Exercise task: Please copy the lines of the records below word for word, leaving out the pictures.

Annotated element listings
**********

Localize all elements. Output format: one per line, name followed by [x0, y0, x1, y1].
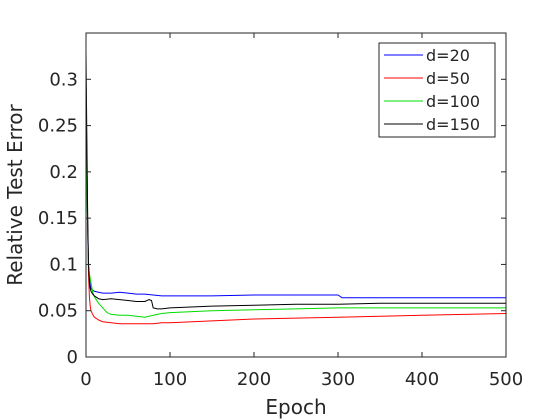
y-tick-label: 0.25	[38, 116, 78, 137]
x-tick-label: 300	[321, 369, 355, 390]
legend: d=20 d=50 d=100 d=150	[378, 42, 496, 138]
x-tick-label: 200	[237, 369, 271, 390]
series-line-d-100	[85, 79, 506, 318]
x-tick-label: 500	[489, 369, 523, 390]
y-tick-label: 0	[67, 347, 78, 368]
series-layer	[85, 51, 507, 325]
axes-box	[85, 32, 507, 358]
legend-label: d=100	[426, 92, 480, 111]
x-tick-label: 400	[405, 369, 439, 390]
legend-label: d=150	[426, 115, 480, 134]
x-axis-label: Epoch	[265, 395, 326, 419]
y-tick-label: 0.3	[49, 69, 78, 90]
y-tick-label: 0.15	[38, 208, 78, 229]
legend-box	[378, 42, 496, 138]
series-line-d-50	[85, 79, 507, 325]
series-line-d-150	[85, 51, 506, 310]
legend-label: d=20	[426, 46, 470, 65]
y-axis-label: Relative Test Error	[3, 103, 27, 285]
y-tick-label: 0.05	[38, 301, 78, 322]
ticks-layer: 0 100 200 300 400 500 0 0.05 0.1 0.15 0.2 0.25 0.3	[38, 33, 523, 390]
y-tick-label: 0.1	[49, 254, 78, 275]
legend-label: d=50	[426, 69, 470, 88]
x-tick-label: 100	[153, 369, 187, 390]
x-tick-label: 0	[80, 369, 91, 390]
y-tick-label: 0.2	[49, 162, 78, 183]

**********

The completed task:
Localize all elements. Output format: one per line, name followed by [x0, y0, x1, y1].
y-tick-label: 0.25	[38, 116, 78, 137]
x-tick-label: 300	[321, 369, 355, 390]
legend: d=20 d=50 d=100 d=150	[378, 42, 496, 138]
x-tick-label: 200	[237, 369, 271, 390]
series-line-d-100	[85, 79, 506, 318]
x-tick-label: 500	[489, 369, 523, 390]
y-tick-label: 0	[67, 347, 78, 368]
series-layer	[85, 51, 507, 325]
axes-box	[85, 32, 507, 358]
legend-label: d=100	[426, 92, 480, 111]
x-tick-label: 400	[405, 369, 439, 390]
legend-label: d=150	[426, 115, 480, 134]
x-axis-label: Epoch	[265, 395, 326, 419]
y-tick-label: 0.3	[49, 69, 78, 90]
y-tick-label: 0.15	[38, 208, 78, 229]
legend-box	[378, 42, 496, 138]
series-line-d-50	[85, 79, 507, 325]
series-line-d-150	[85, 51, 506, 310]
legend-label: d=20	[426, 46, 470, 65]
y-axis-label: Relative Test Error	[3, 103, 27, 285]
y-tick-label: 0.05	[38, 301, 78, 322]
ticks-layer: 0 100 200 300 400 500 0 0.05 0.1 0.15 0.2 0.25 0.3	[38, 33, 523, 390]
y-tick-label: 0.1	[49, 254, 78, 275]
legend-label: d=50	[426, 69, 470, 88]
x-tick-label: 100	[153, 369, 187, 390]
x-tick-label: 0	[80, 369, 91, 390]
y-tick-label: 0.2	[49, 162, 78, 183]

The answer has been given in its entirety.